任务目标 1 —
对照下面讲分区表查询性能的文字，判断 (a)、(b)、(c) 三句话是否与它相符，每句回答“是”或“否”，并原样引出文中起决定作用的词句：(a) Partition Parallelism 指的是分区之间可以并发执行查询；(b) Partition elimination 只会发生在对齐的索引上，非对齐索引不会发生；(c) 分区列上的查询筛选条件越粗略，能排除的分区就越多。
任务目标 2 —
请从讲分区表查询性能的文字停下的地方接着续写。

原文摘录 —
Partition Table 查询性能

分区表的高效的查询性能是基于Partition Elimination 和 Partition Parallelism实现的。Partition Elimination 是指在执行TSql查询的时候,不是seek表的所有分区,而是根据Partition column排除部分分区,在符合 filtering the partition column 条件的 partition 上进行查询。Partition Parallelism是指分区之间可以并发执行查询。分区表查询使用更小的查询范围,更高的并发度,因而具有更高的查询性能。

一,Partition Elimination

A key benefit of table partitioning is partition elimination, whereby the query processor can eliminate inapplicable partitions of a table or index from a query plan. The more fine-grained the query filter is on the partition column, the more partitions can be eliminated and the more efficient the query can become. Partition elimination can occur with table partitions, index-aligned partitions, and partition-aligned indexed views in both SQL Server 2008 and SQL Server 2005. Partition elimination can also occur with nonaligned indexes.

所给材料 —

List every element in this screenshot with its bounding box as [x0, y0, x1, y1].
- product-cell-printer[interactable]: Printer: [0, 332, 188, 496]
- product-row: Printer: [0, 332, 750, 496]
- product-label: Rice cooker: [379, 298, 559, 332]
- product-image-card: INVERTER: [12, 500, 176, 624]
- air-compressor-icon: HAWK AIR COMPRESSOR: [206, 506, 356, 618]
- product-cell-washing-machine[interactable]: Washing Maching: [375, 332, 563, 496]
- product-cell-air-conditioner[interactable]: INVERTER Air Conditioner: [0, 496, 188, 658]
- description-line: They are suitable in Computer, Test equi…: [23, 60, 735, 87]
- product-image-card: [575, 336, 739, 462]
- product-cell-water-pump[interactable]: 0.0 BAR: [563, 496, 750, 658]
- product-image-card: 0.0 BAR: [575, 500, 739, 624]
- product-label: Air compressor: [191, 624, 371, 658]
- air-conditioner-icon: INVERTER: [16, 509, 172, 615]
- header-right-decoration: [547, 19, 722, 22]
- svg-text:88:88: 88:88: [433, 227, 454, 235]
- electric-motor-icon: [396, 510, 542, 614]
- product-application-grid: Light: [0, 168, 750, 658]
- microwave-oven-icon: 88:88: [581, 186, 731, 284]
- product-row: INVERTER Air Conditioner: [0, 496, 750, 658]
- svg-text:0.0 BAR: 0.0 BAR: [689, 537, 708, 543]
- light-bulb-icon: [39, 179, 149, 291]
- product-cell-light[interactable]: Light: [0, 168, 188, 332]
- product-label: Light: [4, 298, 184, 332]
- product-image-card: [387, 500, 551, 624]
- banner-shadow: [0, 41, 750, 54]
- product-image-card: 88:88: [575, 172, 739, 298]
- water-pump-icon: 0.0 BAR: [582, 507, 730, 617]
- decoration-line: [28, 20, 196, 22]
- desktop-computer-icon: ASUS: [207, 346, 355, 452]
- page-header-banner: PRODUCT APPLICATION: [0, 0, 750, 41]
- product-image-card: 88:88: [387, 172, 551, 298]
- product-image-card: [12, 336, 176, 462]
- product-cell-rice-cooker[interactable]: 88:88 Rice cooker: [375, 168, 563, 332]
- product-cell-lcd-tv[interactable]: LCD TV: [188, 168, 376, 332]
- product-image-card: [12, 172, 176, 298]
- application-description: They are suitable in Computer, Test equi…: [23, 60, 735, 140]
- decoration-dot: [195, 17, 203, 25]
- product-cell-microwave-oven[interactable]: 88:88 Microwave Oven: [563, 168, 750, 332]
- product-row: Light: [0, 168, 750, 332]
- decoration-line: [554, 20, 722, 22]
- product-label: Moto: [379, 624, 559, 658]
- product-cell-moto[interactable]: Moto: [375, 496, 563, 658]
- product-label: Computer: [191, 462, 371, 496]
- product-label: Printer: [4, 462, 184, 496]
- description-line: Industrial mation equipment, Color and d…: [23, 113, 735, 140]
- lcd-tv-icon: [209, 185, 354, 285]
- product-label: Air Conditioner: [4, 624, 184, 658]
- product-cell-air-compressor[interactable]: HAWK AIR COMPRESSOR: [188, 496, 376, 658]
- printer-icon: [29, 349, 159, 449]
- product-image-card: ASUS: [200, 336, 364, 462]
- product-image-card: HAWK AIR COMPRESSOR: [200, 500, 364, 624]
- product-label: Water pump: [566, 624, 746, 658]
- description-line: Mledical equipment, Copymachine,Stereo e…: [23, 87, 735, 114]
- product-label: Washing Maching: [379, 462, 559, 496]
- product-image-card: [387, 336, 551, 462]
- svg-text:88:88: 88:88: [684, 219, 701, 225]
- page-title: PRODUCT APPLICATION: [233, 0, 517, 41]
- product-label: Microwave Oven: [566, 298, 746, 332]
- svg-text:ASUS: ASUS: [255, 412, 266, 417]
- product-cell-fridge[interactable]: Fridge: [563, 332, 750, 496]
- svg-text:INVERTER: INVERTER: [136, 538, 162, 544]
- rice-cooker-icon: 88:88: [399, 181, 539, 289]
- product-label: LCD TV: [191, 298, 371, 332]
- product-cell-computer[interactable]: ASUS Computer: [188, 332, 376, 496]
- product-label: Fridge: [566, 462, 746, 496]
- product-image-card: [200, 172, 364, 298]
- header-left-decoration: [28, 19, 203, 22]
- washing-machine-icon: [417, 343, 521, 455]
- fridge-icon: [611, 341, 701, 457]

书面回答 1 —
(a) 是。“Partition Parallelism是指分区之间可以并发执行查询”
(b) 否。“Partition elimination can also occur with nonaligned indexes.”
(c) 否。“The more fine-grained the query filter is on the partition column, the more partitions can be eliminated”

书面回答 2 —
实现分区消除主要有两种方式

1,Filtering the partition column

SQL Server 2008 adds a new partition-aware seek operation as the mechanism for partition elimination. It is based on a hidden computed column created internally to represent the ID of a table or index partition for a specific row. In effect, a new computed column, a partition ID, is added to the beginning of the clustered index of the partitioned table.

Partition elimination is most useful when a large set of table partitions are eliminated, because partition elimination helps reduce the amount of work needed to satisfy the query. So the key point is to filter on as small a number of partitions as possible based on filtering the partition column.

2,Join Collocation

If you query two tables that are partitioned with compatible partition functions, you may be able to join the two tables on their partition column. In that case, SQL Server may be able to pair up the partitions from each table and join them at the partition level. This is called ‘join collocation‘, implying compatibility between the partitions of the two tables that is leveraged in the query.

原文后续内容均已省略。